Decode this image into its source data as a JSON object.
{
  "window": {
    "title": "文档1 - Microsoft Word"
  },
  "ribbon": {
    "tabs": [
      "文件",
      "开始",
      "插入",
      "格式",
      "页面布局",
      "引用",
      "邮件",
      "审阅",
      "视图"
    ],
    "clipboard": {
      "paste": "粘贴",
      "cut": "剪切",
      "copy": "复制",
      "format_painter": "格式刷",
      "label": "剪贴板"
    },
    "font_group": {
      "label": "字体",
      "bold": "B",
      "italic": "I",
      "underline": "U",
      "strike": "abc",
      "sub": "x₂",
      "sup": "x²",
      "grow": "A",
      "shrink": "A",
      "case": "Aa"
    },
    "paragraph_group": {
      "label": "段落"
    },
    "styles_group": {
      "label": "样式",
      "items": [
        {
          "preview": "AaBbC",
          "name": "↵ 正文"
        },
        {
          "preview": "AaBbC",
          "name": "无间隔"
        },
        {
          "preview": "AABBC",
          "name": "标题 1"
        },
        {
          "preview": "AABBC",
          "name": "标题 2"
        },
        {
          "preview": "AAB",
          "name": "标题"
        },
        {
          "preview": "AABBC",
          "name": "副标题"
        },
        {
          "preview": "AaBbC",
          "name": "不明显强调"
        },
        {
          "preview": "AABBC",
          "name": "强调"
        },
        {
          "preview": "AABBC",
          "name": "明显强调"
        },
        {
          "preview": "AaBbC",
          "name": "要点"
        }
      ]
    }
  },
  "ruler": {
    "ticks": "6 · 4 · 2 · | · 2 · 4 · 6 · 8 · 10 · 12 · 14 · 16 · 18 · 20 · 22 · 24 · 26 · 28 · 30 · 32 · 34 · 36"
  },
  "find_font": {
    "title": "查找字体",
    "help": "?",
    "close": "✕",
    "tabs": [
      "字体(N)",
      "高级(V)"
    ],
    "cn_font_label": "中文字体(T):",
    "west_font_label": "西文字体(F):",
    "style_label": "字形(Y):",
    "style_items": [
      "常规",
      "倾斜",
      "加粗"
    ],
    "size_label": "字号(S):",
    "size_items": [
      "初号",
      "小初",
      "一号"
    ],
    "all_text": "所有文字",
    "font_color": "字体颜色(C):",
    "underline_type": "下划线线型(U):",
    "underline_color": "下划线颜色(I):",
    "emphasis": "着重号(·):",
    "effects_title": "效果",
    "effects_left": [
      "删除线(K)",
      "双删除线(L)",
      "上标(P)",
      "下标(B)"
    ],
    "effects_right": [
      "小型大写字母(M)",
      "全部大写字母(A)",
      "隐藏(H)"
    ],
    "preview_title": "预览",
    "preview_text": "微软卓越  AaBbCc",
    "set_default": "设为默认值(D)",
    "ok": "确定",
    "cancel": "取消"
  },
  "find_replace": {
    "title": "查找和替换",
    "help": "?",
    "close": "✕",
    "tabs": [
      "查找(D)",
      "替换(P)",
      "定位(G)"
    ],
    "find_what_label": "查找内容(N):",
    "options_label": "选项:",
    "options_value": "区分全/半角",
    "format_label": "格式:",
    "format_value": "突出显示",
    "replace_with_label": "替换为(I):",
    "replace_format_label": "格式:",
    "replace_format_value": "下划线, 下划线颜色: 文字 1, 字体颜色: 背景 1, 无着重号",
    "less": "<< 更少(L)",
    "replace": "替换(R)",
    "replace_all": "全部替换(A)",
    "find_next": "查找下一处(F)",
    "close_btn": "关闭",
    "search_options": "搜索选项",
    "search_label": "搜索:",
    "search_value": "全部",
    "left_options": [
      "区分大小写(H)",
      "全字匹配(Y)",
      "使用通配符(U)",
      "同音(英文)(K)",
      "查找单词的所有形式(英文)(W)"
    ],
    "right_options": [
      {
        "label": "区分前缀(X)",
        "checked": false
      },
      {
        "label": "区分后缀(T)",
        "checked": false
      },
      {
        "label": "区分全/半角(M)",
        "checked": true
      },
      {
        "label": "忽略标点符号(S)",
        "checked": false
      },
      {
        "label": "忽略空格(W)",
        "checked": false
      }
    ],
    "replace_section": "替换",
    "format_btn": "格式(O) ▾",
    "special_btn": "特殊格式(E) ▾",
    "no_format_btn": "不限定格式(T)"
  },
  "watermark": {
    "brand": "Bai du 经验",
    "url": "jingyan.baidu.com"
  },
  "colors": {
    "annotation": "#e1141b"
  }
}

* * *

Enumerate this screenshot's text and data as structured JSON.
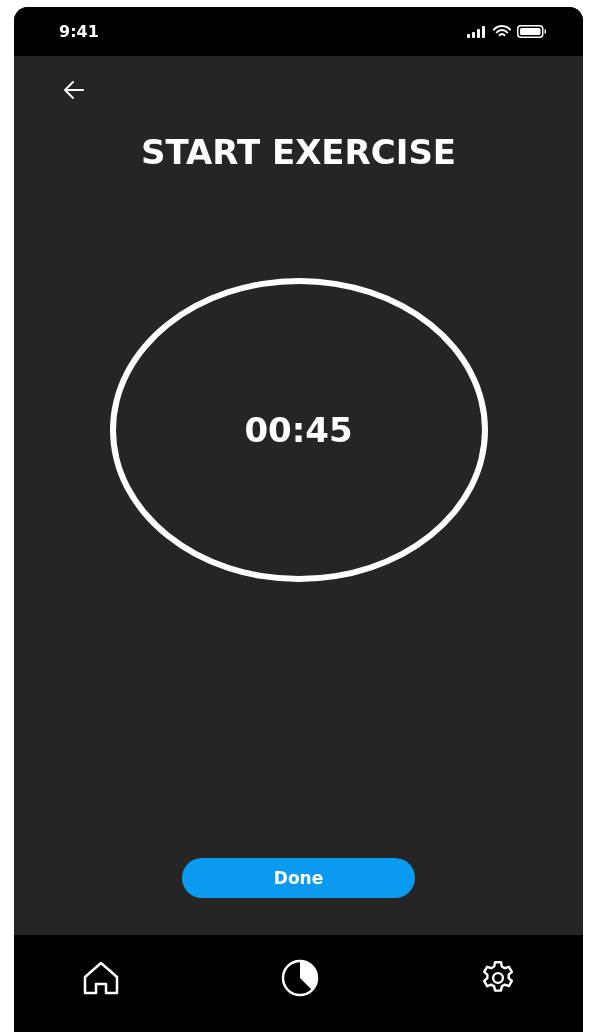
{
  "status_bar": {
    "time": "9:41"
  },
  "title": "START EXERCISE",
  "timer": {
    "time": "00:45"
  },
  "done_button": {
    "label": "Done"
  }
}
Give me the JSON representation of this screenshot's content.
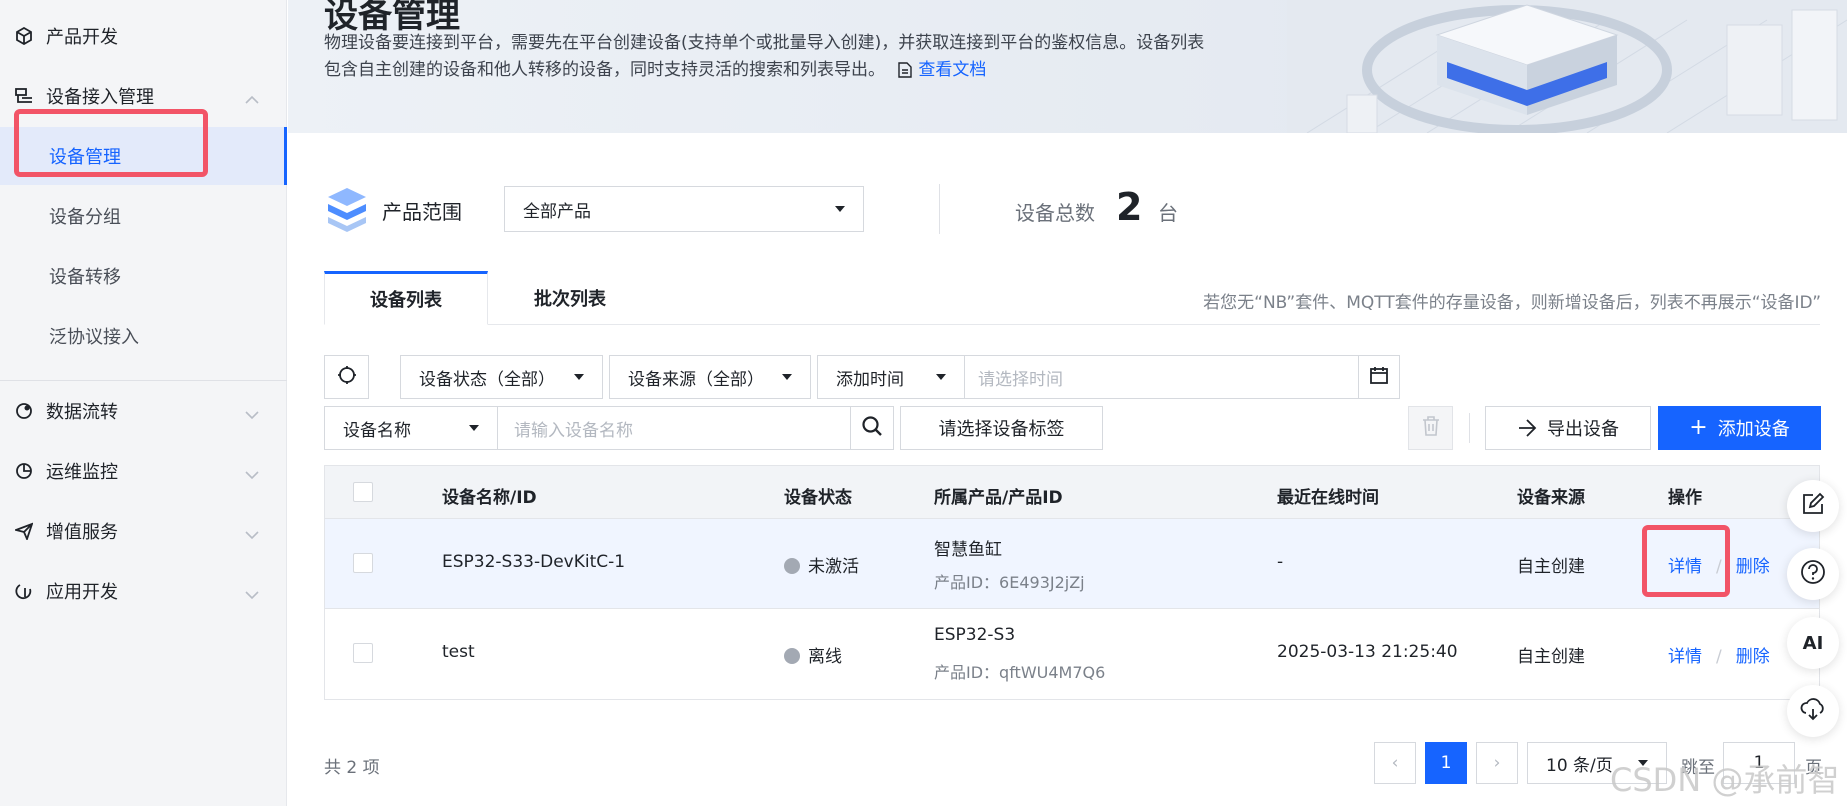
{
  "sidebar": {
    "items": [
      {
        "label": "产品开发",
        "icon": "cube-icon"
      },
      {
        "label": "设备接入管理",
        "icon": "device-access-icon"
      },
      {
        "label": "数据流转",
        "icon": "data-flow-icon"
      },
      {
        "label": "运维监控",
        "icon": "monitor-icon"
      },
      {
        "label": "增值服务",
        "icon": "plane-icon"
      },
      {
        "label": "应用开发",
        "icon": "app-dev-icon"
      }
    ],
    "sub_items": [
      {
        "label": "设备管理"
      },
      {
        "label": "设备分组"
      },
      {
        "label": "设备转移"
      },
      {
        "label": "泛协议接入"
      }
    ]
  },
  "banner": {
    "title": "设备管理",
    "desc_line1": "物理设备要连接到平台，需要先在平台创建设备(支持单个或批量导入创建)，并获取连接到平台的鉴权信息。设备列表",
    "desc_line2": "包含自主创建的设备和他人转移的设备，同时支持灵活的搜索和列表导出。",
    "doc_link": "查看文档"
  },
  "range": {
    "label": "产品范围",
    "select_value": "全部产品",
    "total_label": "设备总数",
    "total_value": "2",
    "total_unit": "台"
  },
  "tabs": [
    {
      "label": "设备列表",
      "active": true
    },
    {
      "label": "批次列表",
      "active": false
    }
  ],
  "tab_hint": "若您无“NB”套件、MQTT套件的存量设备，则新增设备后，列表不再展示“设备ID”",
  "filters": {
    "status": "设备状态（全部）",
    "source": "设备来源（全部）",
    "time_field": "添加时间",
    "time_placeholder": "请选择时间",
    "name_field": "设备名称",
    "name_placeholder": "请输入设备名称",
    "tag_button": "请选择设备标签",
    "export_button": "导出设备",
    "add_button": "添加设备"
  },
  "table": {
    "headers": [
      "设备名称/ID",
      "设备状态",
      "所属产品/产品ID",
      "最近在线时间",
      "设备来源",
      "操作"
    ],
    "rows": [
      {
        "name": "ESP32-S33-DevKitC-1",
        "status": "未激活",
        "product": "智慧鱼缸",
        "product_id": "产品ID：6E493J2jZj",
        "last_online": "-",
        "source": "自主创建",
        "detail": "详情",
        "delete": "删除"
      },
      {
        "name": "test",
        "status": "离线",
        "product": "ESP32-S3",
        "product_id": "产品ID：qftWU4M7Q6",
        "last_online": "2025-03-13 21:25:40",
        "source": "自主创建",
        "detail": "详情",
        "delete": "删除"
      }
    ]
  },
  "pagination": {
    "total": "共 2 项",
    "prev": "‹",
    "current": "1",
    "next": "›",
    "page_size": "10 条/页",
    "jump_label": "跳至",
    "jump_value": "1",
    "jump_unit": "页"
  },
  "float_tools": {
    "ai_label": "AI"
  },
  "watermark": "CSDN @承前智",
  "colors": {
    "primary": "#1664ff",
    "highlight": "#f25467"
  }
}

• [Exercise prompt]: From the data above, gather every line that includes the word "下划线颜色".

• [Answer to this problem]:
    "underline_color": "下划线颜色(I):",
    "replace_format_value": "下划线, 下划线颜色: 文字 1, 字体颜色: 背景 1, 无着重号",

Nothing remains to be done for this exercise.